## START
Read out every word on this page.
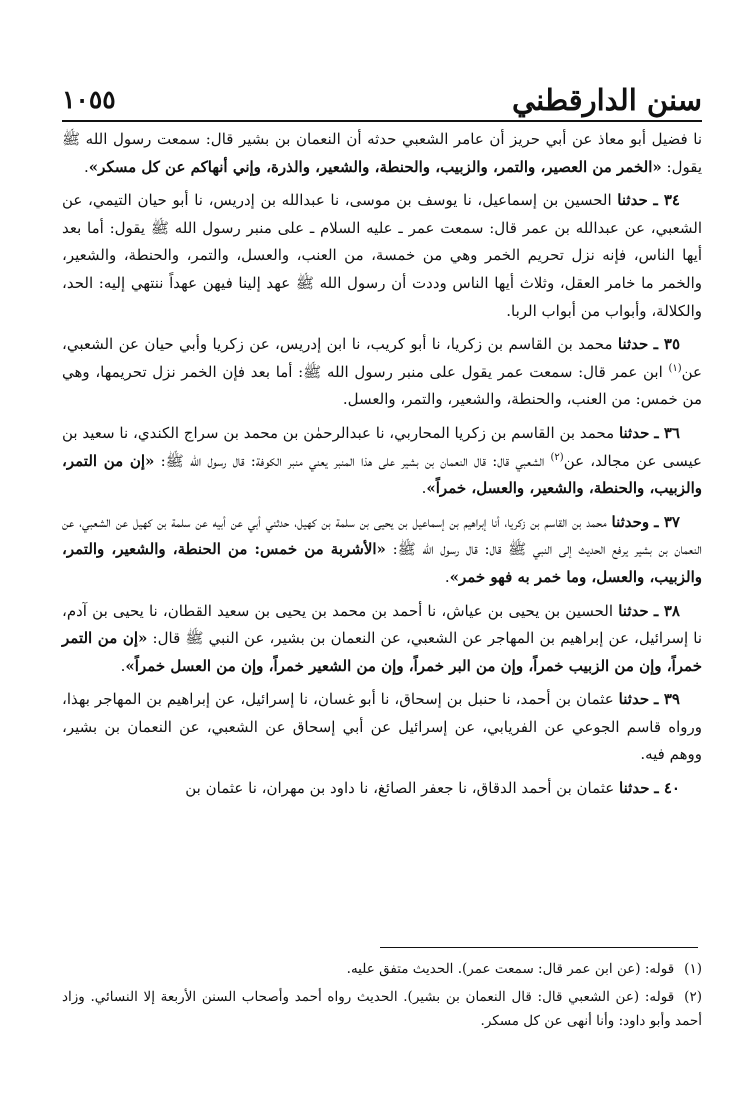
سنن الدارقطني
١٠٥٥

نا فضيل أبو معاذ عن أبي حريز أن عامر الشعبي حدثه أن النعمان بن بشير قال: سمعت رسول الله ﷺ يقول: «الخمر من العصير، والتمر، والزبيب، والحنطة، والشعير، والذرة، وإني أنهاكم عن كل مسكر».

٣٤ ـ حدثنا الحسين بن إسماعيل، نا يوسف بن موسى، نا عبدالله بن إدريس، نا أبو حيان التيمي، عن الشعبي، عن عبدالله بن عمر قال: سمعت عمر ـ عليه السلام ـ على منبر رسول الله ﷺ يقول: أما بعد أيها الناس، فإنه نزل تحريم الخمر وهي من خمسة، من العنب، والعسل، والتمر، والحنطة، والشعير، والخمر ما خامر العقل، وثلاث أيها الناس وددت أن رسول الله ﷺ عهد إلينا فيهن عهداً ننتهي إليه: الحد، والكلالة، وأبواب من أبواب الربا.

٣٥ ـ حدثنا محمد بن القاسم بن زكريا، نا أبو كريب، نا ابن إدريس، عن زكريا وأبي حيان عن الشعبي، عن$^{(١)}$ ابن عمر قال: سمعت عمر يقول على منبر رسول الله ﷺ: أما بعد فإن الخمر نزل تحريمها، وهي من خمس: من العنب، والحنطة، والشعير، والتمر، والعسل.

٣٦ ـ حدثنا محمد بن القاسم بن زكريا المحاربي، نا عبدالرحمٰن بن محمد بن سراج الكندي، نا سعيد بن عيسى عن مجالد، عن$^{(٢)}$ الشعبي قال: قال النعمان بن بشير على هذا المنبر يعني منبر الكوفة: قال رسول الله ﷺ: «إن من التمر، والزبيب، والحنطة، والشعير، والعسل، خمراً».

٣٧ ـ وحدثنا محمد بن القاسم بن زكريا، أنا إبراهيم بن إسماعيل بن يحيى بن سلمة بن كهيل، حدثني أبي عن أبيه عن سلمة بن كهيل عن الشعبي، عن النعمان بن بشير يرفع الحديث إلى النبي ﷺ قال: قال رسول الله ﷺ: «الأشربة من خمس: من الحنطة، والشعير، والتمر، والزبيب، والعسل، وما خمر به فهو خمر».

٣٨ ـ حدثنا الحسين بن يحيى بن عياش، نا أحمد بن محمد بن يحيى بن سعيد القطان، نا يحيى بن آدم، نا إسرائيل، عن إبراهيم بن المهاجر عن الشعبي، عن النعمان بن بشير، عن النبي ﷺ قال: «إن من التمر خمراً، وإن من الزبيب خمراً، وإن من البر خمراً، وإن من الشعير خمراً، وإن من العسل خمراً».

٣٩ ـ حدثنا عثمان بن أحمد، نا حنبل بن إسحاق، نا أبو غسان، نا إسرائيل، عن إبراهيم بن المهاجر بهذا، ورواه قاسم الجوعي عن الفريابي، عن إسرائيل عن أبي إسحاق عن الشعبي، عن النعمان بن بشير، ووهم فيه.

٤٠ ـ حدثنا عثمان بن أحمد الدقاق، نا جعفر الصائغ، نا داود بن مهران، نا عثمان بن

(١)قوله: (عن ابن عمر قال: سمعت عمر). الحديث متفق عليه.

(٢)قوله: (عن الشعبي قال: قال النعمان بن بشير). الحديث رواه أحمد وأصحاب السنن الأربعة إلا النسائي. وزاد أحمد وأبو داود: وأنا أنهى عن كل مسكر.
## END
(Work to complete):
Repeat the lines above exactly, and keep every picture out.

(Answer to this exercise):
Read out every word on this page.
سنن الدارقطني
١٠٥٥

نا فضيل أبو معاذ عن أبي حريز أن عامر الشعبي حدثه أن النعمان بن بشير قال: سمعت رسول الله ﷺ يقول: «الخمر من العصير، والتمر، والزبيب، والحنطة، والشعير، والذرة، وإني أنهاكم عن كل مسكر».

٣٤ ـ حدثنا الحسين بن إسماعيل، نا يوسف بن موسى، نا عبدالله بن إدريس، نا أبو حيان التيمي، عن الشعبي، عن عبدالله بن عمر قال: سمعت عمر ـ عليه السلام ـ على منبر رسول الله ﷺ يقول: أما بعد أيها الناس، فإنه نزل تحريم الخمر وهي من خمسة، من العنب، والعسل، والتمر، والحنطة، والشعير، والخمر ما خامر العقل، وثلاث أيها الناس وددت أن رسول الله ﷺ عهد إلينا فيهن عهداً ننتهي إليه: الحد، والكلالة، وأبواب من أبواب الربا.

٣٥ ـ حدثنا محمد بن القاسم بن زكريا، نا أبو كريب، نا ابن إدريس، عن زكريا وأبي حيان عن الشعبي، عن$^{(١)}$ ابن عمر قال: سمعت عمر يقول على منبر رسول الله ﷺ: أما بعد فإن الخمر نزل تحريمها، وهي من خمس: من العنب، والحنطة، والشعير، والتمر، والعسل.

٣٦ ـ حدثنا محمد بن القاسم بن زكريا المحاربي، نا عبدالرحمٰن بن محمد بن سراج الكندي، نا سعيد بن عيسى عن مجالد، عن$^{(٢)}$ الشعبي قال: قال النعمان بن بشير على هذا المنبر يعني منبر الكوفة: قال رسول الله ﷺ: «إن من التمر، والزبيب، والحنطة، والشعير، والعسل، خمراً».

٣٧ ـ وحدثنا محمد بن القاسم بن زكريا، أنا إبراهيم بن إسماعيل بن يحيى بن سلمة بن كهيل، حدثني أبي عن أبيه عن سلمة بن كهيل عن الشعبي، عن النعمان بن بشير يرفع الحديث إلى النبي ﷺ قال: قال رسول الله ﷺ: «الأشربة من خمس: من الحنطة، والشعير، والتمر، والزبيب، والعسل، وما خمر به فهو خمر».

٣٨ ـ حدثنا الحسين بن يحيى بن عياش، نا أحمد بن محمد بن يحيى بن سعيد القطان، نا يحيى بن آدم، نا إسرائيل، عن إبراهيم بن المهاجر عن الشعبي، عن النعمان بن بشير، عن النبي ﷺ قال: «إن من التمر خمراً، وإن من الزبيب خمراً، وإن من البر خمراً، وإن من الشعير خمراً، وإن من العسل خمراً».

٣٩ ـ حدثنا عثمان بن أحمد، نا حنبل بن إسحاق، نا أبو غسان، نا إسرائيل، عن إبراهيم بن المهاجر بهذا، ورواه قاسم الجوعي عن الفريابي، عن إسرائيل عن أبي إسحاق عن الشعبي، عن النعمان بن بشير، ووهم فيه.

٤٠ ـ حدثنا عثمان بن أحمد الدقاق، نا جعفر الصائغ، نا داود بن مهران، نا عثمان بن

(١)قوله: (عن ابن عمر قال: سمعت عمر). الحديث متفق عليه.

(٢)قوله: (عن الشعبي قال: قال النعمان بن بشير). الحديث رواه أحمد وأصحاب السنن الأربعة إلا النسائي. وزاد أحمد وأبو داود: وأنا أنهى عن كل مسكر.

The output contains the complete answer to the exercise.